**Exercise:** Arrange everything below, from the line containing "Find all labels, buttons, inputs, and" down to the line containing "announcement-page: 邹城市人大常委会公告 （第", as a Markdown table with the columns Row and Entry, giving each line a row number and leaving out blank lines. Leave the pictures out of the table.

**Records provided:**
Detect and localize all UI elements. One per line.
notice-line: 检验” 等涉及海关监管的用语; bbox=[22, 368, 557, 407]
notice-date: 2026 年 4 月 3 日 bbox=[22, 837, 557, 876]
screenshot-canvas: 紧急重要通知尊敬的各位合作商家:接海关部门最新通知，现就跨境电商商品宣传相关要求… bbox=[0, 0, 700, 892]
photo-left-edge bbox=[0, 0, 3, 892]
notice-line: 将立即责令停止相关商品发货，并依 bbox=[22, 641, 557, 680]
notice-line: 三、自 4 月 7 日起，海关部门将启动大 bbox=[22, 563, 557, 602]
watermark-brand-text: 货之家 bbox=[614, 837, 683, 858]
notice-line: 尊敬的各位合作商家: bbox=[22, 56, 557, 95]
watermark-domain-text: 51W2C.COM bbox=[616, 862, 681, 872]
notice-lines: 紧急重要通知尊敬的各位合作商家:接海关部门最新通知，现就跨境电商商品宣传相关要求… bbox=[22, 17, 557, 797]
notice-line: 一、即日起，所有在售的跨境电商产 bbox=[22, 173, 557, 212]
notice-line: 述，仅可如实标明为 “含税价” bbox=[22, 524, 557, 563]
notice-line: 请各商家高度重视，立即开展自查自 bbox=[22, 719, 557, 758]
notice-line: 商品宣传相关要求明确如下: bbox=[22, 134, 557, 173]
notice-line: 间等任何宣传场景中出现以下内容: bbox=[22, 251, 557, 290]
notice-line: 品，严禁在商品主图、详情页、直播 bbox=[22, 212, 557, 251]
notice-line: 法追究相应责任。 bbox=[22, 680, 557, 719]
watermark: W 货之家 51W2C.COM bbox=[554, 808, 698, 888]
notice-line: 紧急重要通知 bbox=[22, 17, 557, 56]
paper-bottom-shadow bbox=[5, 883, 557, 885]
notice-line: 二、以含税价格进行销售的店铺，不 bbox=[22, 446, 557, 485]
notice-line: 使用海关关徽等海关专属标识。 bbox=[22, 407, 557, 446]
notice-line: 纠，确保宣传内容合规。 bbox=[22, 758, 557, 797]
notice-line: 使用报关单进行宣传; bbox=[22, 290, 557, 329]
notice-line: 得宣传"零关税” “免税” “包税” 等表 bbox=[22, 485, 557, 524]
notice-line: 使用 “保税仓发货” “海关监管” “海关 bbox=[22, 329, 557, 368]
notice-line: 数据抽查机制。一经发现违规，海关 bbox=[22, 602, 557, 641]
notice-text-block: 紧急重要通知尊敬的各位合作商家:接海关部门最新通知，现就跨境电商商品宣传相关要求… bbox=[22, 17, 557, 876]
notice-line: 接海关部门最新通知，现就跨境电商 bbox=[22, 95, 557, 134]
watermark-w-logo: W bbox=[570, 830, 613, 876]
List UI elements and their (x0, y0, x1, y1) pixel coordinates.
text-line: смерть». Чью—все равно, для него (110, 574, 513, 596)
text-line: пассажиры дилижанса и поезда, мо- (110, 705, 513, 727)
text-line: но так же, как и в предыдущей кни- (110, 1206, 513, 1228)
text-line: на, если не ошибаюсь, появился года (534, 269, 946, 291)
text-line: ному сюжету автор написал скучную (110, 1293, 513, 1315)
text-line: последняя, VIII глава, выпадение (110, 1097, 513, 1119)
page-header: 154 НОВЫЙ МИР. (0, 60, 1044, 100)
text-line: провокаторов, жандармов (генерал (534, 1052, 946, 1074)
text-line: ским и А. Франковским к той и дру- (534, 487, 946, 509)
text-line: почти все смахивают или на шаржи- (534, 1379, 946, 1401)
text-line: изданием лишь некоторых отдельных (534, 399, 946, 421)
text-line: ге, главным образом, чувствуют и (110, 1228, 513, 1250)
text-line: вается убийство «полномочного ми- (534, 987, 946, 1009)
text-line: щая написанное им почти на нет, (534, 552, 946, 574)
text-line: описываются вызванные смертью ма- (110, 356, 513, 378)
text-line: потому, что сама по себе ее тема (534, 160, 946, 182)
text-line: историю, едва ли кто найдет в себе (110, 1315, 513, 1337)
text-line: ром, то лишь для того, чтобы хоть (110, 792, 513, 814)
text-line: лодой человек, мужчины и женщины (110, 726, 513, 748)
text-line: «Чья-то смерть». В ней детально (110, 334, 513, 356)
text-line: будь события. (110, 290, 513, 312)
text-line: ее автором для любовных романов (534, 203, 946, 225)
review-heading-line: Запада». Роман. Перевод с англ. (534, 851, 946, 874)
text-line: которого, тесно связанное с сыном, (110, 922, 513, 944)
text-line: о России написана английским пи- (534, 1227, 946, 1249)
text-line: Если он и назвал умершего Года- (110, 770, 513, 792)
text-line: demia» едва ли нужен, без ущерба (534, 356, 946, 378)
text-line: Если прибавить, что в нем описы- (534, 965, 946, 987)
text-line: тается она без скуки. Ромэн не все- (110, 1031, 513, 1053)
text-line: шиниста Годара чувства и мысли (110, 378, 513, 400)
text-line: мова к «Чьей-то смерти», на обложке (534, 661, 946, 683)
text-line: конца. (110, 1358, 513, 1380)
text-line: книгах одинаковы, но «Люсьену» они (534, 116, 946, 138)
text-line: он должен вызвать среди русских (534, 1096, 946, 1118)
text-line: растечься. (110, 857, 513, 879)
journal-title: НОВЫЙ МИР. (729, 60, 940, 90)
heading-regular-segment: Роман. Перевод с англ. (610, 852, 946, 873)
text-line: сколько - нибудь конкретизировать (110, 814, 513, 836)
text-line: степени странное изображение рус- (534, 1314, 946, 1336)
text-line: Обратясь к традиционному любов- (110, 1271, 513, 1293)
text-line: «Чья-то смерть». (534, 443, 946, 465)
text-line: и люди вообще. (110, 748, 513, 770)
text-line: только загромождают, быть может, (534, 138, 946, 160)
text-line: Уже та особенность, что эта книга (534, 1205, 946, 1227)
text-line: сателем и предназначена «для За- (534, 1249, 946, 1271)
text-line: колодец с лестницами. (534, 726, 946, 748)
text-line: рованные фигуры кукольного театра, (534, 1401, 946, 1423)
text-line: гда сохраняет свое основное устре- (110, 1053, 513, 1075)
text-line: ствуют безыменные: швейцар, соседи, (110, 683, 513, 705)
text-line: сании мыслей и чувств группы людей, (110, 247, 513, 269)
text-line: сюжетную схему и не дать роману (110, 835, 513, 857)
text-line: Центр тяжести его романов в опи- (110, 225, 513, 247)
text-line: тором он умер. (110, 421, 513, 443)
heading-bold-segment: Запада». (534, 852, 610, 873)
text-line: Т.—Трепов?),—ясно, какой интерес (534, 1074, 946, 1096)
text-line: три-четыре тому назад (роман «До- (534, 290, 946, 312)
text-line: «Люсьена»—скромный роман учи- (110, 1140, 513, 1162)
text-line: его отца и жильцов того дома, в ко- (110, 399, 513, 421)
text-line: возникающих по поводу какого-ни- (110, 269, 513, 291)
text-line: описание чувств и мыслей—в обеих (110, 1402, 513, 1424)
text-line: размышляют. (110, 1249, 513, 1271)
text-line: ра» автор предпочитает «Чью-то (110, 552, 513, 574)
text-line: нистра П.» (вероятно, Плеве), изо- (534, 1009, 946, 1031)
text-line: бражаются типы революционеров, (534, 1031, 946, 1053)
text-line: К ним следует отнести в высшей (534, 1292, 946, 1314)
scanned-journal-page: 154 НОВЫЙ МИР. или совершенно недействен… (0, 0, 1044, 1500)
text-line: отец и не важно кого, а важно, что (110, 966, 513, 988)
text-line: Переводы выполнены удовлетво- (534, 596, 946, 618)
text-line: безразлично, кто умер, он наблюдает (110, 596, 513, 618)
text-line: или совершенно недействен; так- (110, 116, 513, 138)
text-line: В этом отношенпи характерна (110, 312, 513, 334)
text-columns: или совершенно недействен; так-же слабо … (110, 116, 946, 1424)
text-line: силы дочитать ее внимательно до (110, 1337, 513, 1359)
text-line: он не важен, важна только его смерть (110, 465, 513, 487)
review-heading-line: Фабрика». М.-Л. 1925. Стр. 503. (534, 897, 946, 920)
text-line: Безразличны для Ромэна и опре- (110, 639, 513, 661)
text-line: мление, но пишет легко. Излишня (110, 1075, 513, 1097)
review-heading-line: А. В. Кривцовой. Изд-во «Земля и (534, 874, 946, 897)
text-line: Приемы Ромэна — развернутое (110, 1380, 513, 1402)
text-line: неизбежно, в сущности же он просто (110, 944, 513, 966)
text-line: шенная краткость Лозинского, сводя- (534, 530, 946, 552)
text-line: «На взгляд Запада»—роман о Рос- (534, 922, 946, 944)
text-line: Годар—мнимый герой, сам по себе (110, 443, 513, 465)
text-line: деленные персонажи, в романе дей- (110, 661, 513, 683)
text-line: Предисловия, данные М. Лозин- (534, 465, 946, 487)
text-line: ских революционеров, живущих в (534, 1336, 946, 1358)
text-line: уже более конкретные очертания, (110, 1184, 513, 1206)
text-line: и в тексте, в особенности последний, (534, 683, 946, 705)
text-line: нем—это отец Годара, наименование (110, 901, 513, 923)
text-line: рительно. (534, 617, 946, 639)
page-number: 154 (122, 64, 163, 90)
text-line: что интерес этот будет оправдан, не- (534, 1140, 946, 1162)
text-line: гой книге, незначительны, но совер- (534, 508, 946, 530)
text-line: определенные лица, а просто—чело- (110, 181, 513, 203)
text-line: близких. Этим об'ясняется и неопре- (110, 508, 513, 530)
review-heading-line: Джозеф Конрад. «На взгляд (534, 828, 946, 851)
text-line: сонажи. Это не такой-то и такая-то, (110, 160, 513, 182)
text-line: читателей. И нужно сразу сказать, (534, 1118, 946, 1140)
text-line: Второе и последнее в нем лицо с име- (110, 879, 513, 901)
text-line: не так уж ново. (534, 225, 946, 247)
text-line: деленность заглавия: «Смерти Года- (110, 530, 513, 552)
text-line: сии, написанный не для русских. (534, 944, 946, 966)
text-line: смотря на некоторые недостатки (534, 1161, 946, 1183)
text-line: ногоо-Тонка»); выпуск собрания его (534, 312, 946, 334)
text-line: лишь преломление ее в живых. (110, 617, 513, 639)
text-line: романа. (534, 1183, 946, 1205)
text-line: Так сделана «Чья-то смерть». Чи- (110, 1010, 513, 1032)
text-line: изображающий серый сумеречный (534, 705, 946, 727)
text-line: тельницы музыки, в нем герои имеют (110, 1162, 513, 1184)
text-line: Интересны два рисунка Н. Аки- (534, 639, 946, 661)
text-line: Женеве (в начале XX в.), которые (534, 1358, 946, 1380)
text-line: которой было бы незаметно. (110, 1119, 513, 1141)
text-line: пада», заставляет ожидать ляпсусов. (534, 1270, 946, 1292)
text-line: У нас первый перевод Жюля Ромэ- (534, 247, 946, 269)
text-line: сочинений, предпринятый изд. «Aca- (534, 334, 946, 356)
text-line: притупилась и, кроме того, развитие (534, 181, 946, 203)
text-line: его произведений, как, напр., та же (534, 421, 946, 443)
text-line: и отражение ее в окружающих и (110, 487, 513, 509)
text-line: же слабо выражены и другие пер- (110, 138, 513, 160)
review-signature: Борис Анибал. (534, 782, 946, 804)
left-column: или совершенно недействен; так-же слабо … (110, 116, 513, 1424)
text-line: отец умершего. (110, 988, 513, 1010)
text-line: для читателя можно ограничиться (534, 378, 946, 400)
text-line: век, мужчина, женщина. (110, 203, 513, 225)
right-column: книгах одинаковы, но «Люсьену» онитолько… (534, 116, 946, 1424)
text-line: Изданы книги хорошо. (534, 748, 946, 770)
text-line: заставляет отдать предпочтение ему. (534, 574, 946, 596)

...

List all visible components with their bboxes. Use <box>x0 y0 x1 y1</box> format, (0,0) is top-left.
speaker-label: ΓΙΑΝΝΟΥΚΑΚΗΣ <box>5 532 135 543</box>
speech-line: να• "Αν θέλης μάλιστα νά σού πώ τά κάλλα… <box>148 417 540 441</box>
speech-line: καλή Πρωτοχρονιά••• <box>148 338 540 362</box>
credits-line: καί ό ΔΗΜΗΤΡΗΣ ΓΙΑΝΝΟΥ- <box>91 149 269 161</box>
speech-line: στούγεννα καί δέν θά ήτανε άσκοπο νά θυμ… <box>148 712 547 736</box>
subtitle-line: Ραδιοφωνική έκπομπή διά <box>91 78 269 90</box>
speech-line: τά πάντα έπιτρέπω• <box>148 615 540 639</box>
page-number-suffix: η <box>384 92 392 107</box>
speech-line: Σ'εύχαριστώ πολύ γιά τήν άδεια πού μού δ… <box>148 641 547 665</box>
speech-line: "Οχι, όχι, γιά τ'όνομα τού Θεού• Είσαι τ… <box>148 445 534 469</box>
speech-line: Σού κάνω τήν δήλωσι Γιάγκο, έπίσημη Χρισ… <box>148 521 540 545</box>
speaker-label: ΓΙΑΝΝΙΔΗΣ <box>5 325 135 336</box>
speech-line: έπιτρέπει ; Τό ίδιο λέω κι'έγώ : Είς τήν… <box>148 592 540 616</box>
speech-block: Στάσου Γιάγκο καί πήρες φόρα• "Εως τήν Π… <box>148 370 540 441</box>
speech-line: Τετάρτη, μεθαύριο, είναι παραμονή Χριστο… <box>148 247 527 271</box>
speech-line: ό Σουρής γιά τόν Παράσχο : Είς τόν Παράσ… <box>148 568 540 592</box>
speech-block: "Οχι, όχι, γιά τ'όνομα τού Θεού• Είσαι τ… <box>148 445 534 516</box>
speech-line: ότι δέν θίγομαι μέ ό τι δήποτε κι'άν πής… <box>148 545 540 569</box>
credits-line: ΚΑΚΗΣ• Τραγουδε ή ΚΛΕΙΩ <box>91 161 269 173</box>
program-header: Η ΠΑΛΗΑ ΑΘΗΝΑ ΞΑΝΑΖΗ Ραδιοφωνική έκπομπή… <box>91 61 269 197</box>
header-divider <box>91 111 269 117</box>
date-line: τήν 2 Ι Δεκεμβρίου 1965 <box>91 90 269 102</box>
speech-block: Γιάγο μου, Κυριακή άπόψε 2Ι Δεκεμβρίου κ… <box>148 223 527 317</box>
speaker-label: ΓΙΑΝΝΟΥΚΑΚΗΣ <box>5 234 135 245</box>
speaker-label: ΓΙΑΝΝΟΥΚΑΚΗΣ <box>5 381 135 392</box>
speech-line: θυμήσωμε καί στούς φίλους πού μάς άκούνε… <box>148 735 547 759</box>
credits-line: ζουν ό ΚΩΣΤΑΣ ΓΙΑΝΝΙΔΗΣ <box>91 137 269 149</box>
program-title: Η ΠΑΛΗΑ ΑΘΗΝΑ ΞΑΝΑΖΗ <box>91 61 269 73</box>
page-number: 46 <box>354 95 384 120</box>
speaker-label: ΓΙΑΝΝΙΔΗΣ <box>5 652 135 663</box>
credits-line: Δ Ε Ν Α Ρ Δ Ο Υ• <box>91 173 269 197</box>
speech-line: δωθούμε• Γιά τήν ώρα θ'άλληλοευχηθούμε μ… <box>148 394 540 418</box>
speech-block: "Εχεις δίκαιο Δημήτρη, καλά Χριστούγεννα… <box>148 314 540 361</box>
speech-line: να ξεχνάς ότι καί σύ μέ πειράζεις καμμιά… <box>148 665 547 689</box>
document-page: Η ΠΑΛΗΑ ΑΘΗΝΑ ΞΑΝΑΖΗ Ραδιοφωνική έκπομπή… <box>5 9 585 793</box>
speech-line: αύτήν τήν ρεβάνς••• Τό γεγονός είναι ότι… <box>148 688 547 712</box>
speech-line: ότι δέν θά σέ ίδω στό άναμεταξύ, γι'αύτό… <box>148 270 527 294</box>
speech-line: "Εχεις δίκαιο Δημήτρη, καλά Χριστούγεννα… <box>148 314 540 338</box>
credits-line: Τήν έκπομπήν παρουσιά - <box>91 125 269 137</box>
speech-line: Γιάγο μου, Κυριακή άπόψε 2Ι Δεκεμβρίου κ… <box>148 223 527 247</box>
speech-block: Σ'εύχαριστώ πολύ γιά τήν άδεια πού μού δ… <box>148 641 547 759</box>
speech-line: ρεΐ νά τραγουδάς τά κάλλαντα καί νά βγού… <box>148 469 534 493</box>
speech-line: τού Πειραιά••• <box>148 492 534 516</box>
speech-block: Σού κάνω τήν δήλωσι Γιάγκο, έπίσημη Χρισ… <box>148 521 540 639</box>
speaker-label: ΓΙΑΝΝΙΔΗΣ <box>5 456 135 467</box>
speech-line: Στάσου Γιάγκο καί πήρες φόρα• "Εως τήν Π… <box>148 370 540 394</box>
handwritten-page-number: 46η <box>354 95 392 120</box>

--

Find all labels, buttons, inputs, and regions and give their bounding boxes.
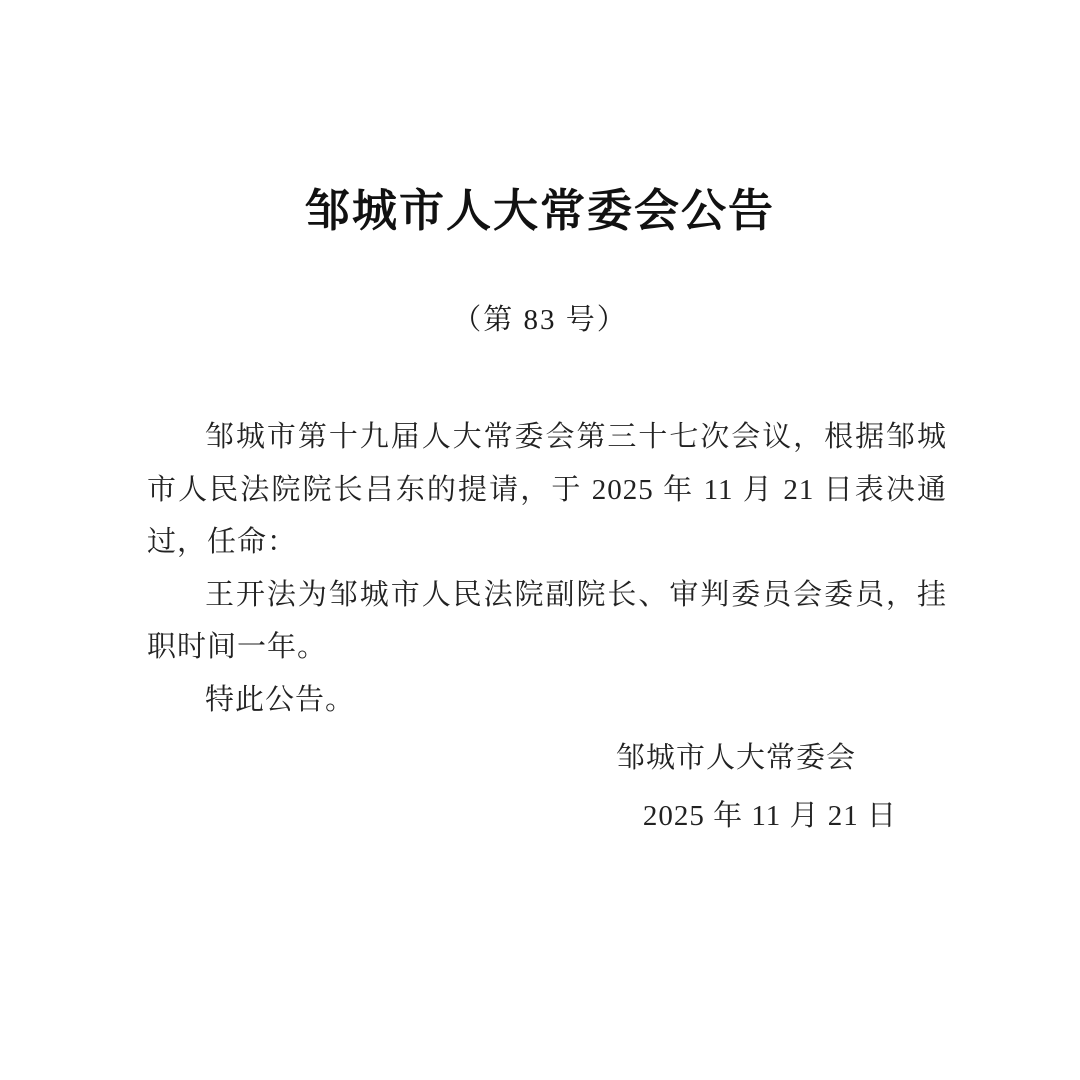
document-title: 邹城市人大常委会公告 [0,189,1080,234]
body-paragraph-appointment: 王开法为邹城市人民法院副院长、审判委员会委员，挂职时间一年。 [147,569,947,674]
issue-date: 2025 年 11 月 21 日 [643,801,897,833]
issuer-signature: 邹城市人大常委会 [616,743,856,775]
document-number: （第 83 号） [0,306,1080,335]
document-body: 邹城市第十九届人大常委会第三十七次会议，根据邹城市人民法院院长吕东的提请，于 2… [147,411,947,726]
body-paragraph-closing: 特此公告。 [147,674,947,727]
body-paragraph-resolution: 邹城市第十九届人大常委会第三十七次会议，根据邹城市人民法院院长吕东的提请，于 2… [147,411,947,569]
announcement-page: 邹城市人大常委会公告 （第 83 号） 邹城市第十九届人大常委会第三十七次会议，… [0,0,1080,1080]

**Response below:**
| Row | Entry |
|---|---|
| 1 | Find all labels, buttons, inputs, and regions and give their bounding boxes. |
| 2 | document-title: 邹城市人大常委会公告 [0,189,1080,234] |
| 3 | body-paragraph-appointment: 王开法为邹城市人民法院副院长、审判委员会委员，挂职时间一年。 [147,569,947,674] |
| 4 | issue-date: 2025 年 11 月 21 日 [643,801,897,833] |
| 5 | issuer-signature: 邹城市人大常委会 [616,743,856,775] |
| 6 | document-number: （第 83 号） [0,306,1080,335] |
| 7 | document-body: 邹城市第十九届人大常委会第三十七次会议，根据邹城市人民法院院长吕东的提请，于 2… [147,411,947,726] |
| 8 | body-paragraph-closing: 特此公告。 [147,674,947,727] |
| 9 | body-paragraph-resolution: 邹城市第十九届人大常委会第三十七次会议，根据邹城市人民法院院长吕东的提请，于 2… [147,411,947,569] |
| 10 | announcement-page: 邹城市人大常委会公告 （第 83 号） 邹城市第十九届人大常委会第三十七次会议，… [0,0,1080,1080] |